■ WHAT YOU NEED TO DO
Repeat every record exactly, but keep images out of the copy.

■ ITEMS
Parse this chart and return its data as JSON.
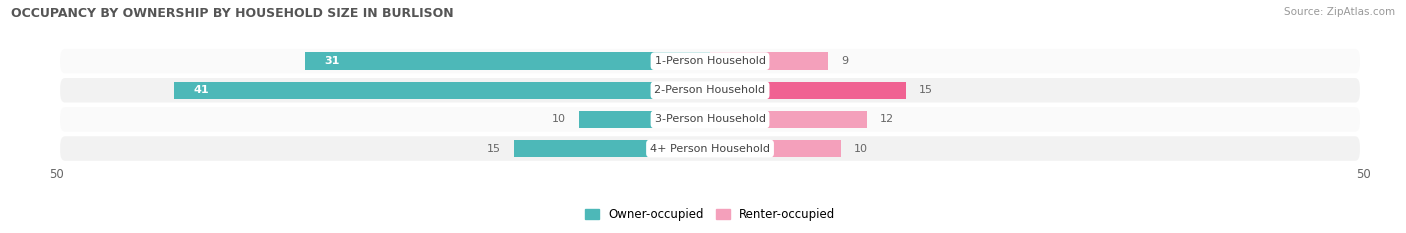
{
  "title": "OCCUPANCY BY OWNERSHIP BY HOUSEHOLD SIZE IN BURLISON",
  "source": "Source: ZipAtlas.com",
  "categories": [
    "1-Person Household",
    "2-Person Household",
    "3-Person Household",
    "4+ Person Household"
  ],
  "owner_values": [
    31,
    41,
    10,
    15
  ],
  "renter_values": [
    9,
    15,
    12,
    10
  ],
  "owner_color": "#4db8b8",
  "renter_color_1": "#f4a0bb",
  "renter_color_2": "#f06292",
  "renter_colors": [
    "#f4a0bb",
    "#f06292",
    "#f4a0bb",
    "#f4a0bb"
  ],
  "row_bg_light": "#f2f2f2",
  "row_bg_white": "#fafafa",
  "label_color": "#666666",
  "axis_max": 50,
  "legend_owner": "Owner-occupied",
  "legend_renter": "Renter-occupied"
}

■ TASK RESPONSE
Parse this chart and return its data as JSON.
{
  "title": "OCCUPANCY BY OWNERSHIP BY HOUSEHOLD SIZE IN BURLISON",
  "source": "Source: ZipAtlas.com",
  "categories": [
    "1-Person Household",
    "2-Person Household",
    "3-Person Household",
    "4+ Person Household"
  ],
  "owner_values": [
    31,
    41,
    10,
    15
  ],
  "renter_values": [
    9,
    15,
    12,
    10
  ],
  "owner_color": "#4db8b8",
  "renter_color_1": "#f4a0bb",
  "renter_color_2": "#f06292",
  "renter_colors": [
    "#f4a0bb",
    "#f06292",
    "#f4a0bb",
    "#f4a0bb"
  ],
  "row_bg_light": "#f2f2f2",
  "row_bg_white": "#fafafa",
  "label_color": "#666666",
  "axis_max": 50,
  "legend_owner": "Owner-occupied",
  "legend_renter": "Renter-occupied"
}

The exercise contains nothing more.